(Stored data entries)
◇ ◇ ◇ ◇ ◇ ◇ ◇

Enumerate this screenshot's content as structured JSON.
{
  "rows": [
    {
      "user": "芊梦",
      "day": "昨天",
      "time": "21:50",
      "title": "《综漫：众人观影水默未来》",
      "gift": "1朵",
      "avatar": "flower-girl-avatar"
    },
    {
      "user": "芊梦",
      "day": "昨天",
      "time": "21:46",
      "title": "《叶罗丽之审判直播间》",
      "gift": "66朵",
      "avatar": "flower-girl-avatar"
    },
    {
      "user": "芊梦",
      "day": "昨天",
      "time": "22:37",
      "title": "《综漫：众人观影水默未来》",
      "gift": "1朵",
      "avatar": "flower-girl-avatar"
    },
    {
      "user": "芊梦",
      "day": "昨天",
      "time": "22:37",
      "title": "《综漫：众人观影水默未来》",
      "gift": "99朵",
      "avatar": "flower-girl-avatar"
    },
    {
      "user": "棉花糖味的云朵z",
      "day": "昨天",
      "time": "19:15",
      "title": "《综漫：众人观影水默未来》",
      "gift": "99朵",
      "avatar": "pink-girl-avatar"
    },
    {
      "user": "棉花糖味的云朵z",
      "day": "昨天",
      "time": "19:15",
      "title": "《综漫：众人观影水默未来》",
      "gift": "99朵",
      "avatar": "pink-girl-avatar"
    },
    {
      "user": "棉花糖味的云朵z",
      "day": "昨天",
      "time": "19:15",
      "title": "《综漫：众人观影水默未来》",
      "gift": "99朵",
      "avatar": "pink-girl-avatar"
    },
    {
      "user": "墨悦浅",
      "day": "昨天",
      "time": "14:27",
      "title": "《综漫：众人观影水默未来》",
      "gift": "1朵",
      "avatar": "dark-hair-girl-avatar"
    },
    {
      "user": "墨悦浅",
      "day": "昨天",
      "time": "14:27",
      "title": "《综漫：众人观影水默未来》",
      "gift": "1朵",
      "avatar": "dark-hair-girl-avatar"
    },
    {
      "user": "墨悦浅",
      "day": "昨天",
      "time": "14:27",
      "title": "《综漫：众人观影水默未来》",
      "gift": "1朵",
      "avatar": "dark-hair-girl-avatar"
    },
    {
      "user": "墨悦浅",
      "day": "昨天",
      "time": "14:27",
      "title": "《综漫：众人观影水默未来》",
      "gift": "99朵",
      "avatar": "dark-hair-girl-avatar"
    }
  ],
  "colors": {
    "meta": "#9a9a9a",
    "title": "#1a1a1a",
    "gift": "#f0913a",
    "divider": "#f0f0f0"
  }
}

◇ ◇ ◇ ◇ ◇ ◇ ◇

- **WORK TO COMPLETE**: From the records above, extract everything verbatim.

- **EXERCISE ANSWER**:
Enumerate this screenshot's content as structured JSON.
{
  "rows": [
    {
      "user": "芊梦",
      "day": "昨天",
      "time": "21:50",
      "title": "《综漫：众人观影水默未来》",
      "gift": "1朵",
      "avatar": "flower-girl-avatar"
    },
    {
      "user": "芊梦",
      "day": "昨天",
      "time": "21:46",
      "title": "《叶罗丽之审判直播间》",
      "gift": "66朵",
      "avatar": "flower-girl-avatar"
    },
    {
      "user": "芊梦",
      "day": "昨天",
      "time": "22:37",
      "title": "《综漫：众人观影水默未来》",
      "gift": "1朵",
      "avatar": "flower-girl-avatar"
    },
    {
      "user": "芊梦",
      "day": "昨天",
      "time": "22:37",
      "title": "《综漫：众人观影水默未来》",
      "gift": "99朵",
      "avatar": "flower-girl-avatar"
    },
    {
      "user": "棉花糖味的云朵z",
      "day": "昨天",
      "time": "19:15",
      "title": "《综漫：众人观影水默未来》",
      "gift": "99朵",
      "avatar": "pink-girl-avatar"
    },
    {
      "user": "棉花糖味的云朵z",
      "day": "昨天",
      "time": "19:15",
      "title": "《综漫：众人观影水默未来》",
      "gift": "99朵",
      "avatar": "pink-girl-avatar"
    },
    {
      "user": "棉花糖味的云朵z",
      "day": "昨天",
      "time": "19:15",
      "title": "《综漫：众人观影水默未来》",
      "gift": "99朵",
      "avatar": "pink-girl-avatar"
    },
    {
      "user": "墨悦浅",
      "day": "昨天",
      "time": "14:27",
      "title": "《综漫：众人观影水默未来》",
      "gift": "1朵",
      "avatar": "dark-hair-girl-avatar"
    },
    {
      "user": "墨悦浅",
      "day": "昨天",
      "time": "14:27",
      "title": "《综漫：众人观影水默未来》",
      "gift": "1朵",
      "avatar": "dark-hair-girl-avatar"
    },
    {
      "user": "墨悦浅",
      "day": "昨天",
      "time": "14:27",
      "title": "《综漫：众人观影水默未来》",
      "gift": "1朵",
      "avatar": "dark-hair-girl-avatar"
    },
    {
      "user": "墨悦浅",
      "day": "昨天",
      "time": "14:27",
      "title": "《综漫：众人观影水默未来》",
      "gift": "99朵",
      "avatar": "dark-hair-girl-avatar"
    }
  ],
  "colors": {
    "meta": "#9a9a9a",
    "title": "#1a1a1a",
    "gift": "#f0913a",
    "divider": "#f0f0f0"
  }
}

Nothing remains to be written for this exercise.